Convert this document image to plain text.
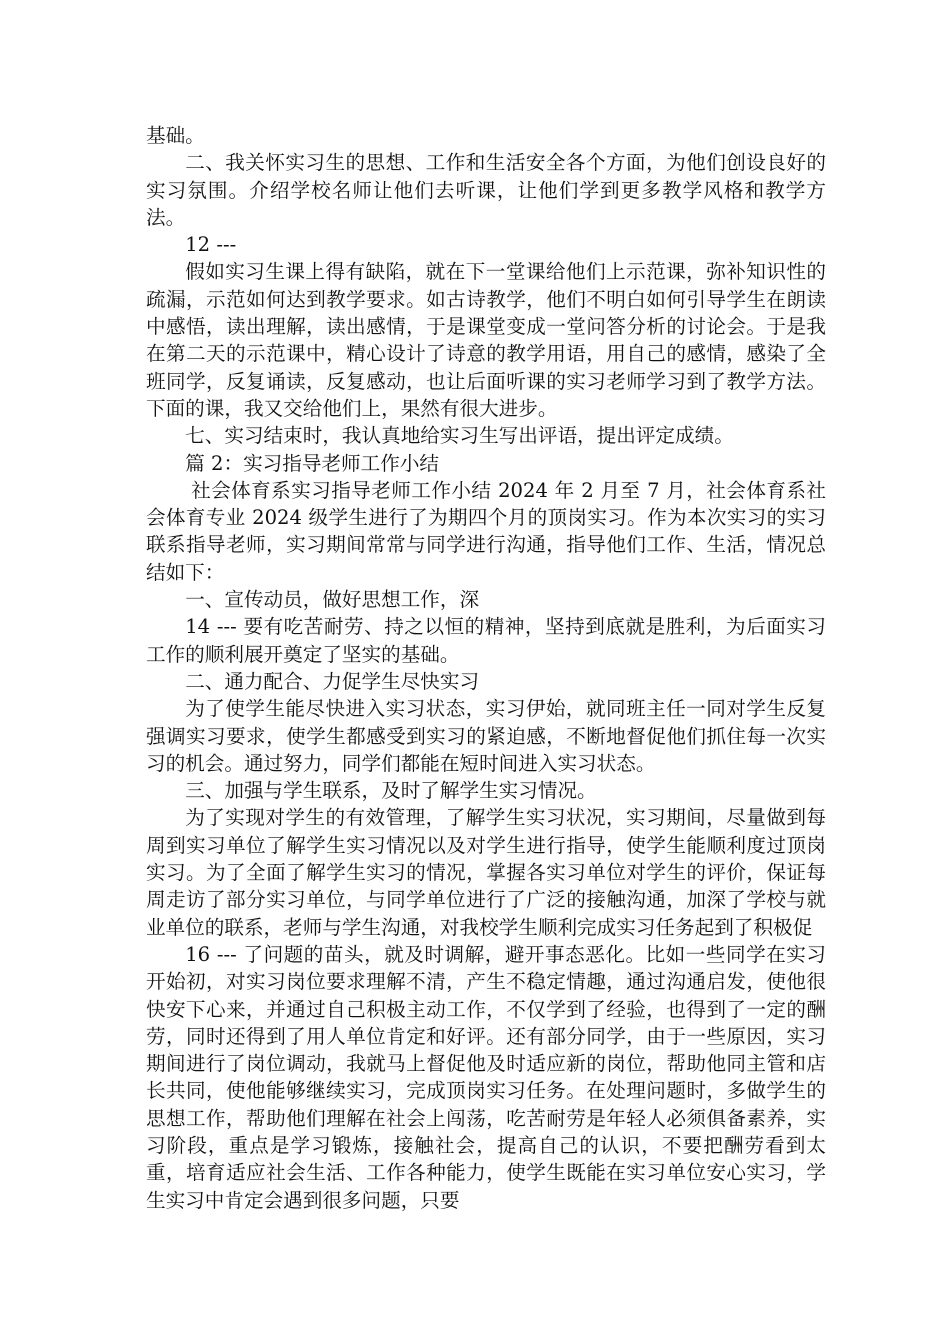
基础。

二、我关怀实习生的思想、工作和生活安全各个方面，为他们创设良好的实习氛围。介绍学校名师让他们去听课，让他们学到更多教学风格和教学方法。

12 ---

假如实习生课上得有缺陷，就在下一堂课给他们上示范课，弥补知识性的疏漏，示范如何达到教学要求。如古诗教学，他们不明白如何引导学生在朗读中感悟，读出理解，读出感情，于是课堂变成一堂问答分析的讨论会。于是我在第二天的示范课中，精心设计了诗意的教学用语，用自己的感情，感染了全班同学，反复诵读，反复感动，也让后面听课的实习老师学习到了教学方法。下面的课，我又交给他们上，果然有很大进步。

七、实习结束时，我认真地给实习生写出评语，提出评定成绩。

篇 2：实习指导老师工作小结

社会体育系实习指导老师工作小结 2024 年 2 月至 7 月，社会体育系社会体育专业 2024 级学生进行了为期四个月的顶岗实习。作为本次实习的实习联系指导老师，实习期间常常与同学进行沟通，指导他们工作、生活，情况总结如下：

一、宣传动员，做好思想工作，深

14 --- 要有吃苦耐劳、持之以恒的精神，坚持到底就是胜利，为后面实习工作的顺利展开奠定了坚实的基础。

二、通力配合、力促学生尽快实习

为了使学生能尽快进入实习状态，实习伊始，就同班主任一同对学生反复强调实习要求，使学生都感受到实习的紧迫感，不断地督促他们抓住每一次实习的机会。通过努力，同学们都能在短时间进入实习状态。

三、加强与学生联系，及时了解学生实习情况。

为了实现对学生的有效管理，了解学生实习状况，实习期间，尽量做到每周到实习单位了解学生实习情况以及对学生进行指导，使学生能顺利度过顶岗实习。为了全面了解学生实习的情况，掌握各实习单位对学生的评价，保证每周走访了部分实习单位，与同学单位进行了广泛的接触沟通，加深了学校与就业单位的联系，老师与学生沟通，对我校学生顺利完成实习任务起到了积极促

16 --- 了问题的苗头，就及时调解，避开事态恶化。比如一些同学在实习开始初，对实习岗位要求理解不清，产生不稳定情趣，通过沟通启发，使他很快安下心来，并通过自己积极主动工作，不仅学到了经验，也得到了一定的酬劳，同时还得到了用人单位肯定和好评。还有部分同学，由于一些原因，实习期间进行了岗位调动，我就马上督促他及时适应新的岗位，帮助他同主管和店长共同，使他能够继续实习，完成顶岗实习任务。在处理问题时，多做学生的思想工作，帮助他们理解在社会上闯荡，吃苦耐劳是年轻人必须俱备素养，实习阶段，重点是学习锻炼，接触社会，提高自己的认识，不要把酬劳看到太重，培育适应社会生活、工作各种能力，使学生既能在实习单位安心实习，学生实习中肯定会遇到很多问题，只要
# # # # # # #
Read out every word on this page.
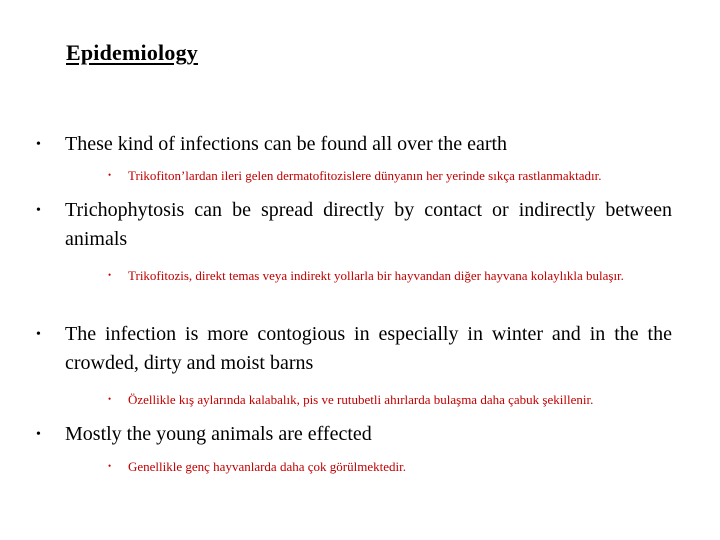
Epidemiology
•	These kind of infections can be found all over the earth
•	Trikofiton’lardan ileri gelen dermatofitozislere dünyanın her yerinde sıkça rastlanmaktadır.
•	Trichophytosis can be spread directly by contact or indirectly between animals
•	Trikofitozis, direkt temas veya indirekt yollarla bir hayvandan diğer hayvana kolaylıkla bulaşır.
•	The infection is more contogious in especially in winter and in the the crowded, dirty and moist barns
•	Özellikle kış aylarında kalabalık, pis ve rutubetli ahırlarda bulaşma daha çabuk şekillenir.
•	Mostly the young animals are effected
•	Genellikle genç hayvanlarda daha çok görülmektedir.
# # # # # # #
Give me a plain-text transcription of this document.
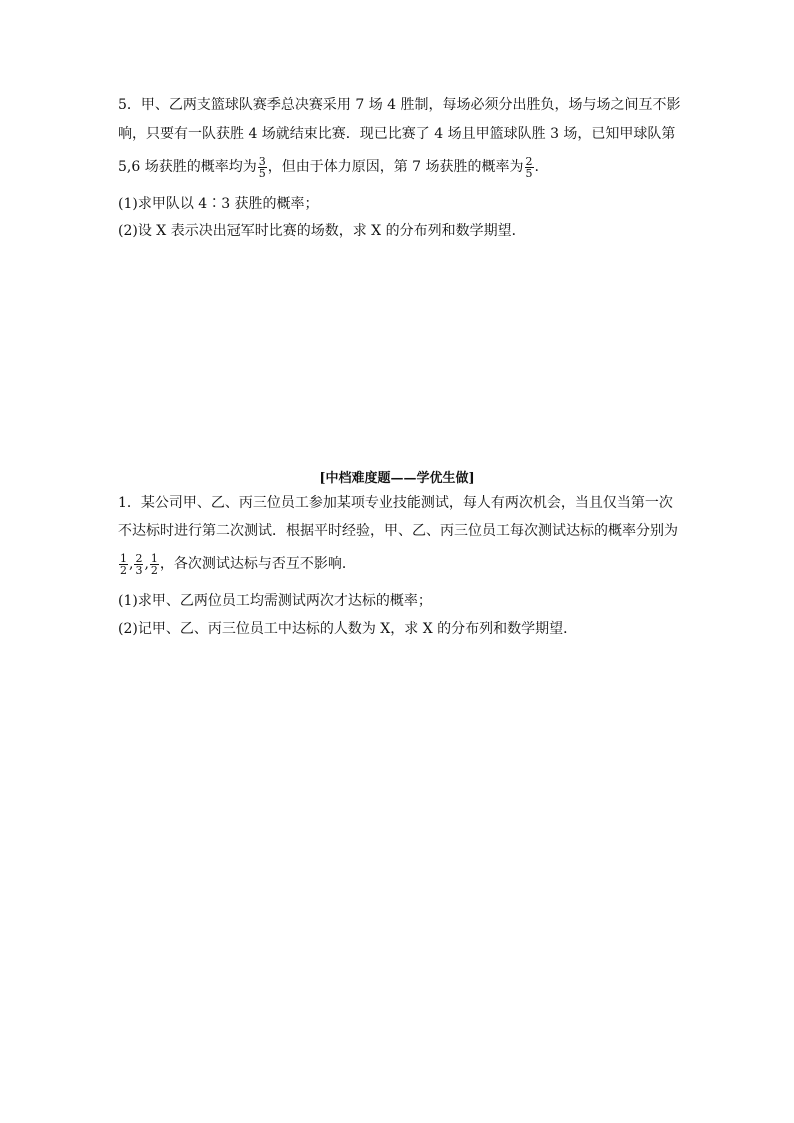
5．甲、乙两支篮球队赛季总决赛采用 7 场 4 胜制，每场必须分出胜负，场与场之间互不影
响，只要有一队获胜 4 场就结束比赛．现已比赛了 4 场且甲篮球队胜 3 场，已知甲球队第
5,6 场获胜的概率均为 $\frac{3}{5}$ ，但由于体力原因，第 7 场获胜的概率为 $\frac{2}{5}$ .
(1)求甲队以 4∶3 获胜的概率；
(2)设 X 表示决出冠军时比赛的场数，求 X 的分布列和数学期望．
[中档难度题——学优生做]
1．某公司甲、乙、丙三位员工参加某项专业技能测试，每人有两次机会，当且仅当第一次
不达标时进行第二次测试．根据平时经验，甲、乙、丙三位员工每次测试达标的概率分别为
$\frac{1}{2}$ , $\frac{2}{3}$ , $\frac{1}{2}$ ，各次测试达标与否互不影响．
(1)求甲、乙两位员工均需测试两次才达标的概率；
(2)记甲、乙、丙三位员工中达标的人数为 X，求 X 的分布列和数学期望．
# # # # # # #
| The request |
Which lines contain "this"? Show each of them.

| Task response |
Convert this document image to plain text.
Read out every word on this page.
Give me a plain-text transcription of this document.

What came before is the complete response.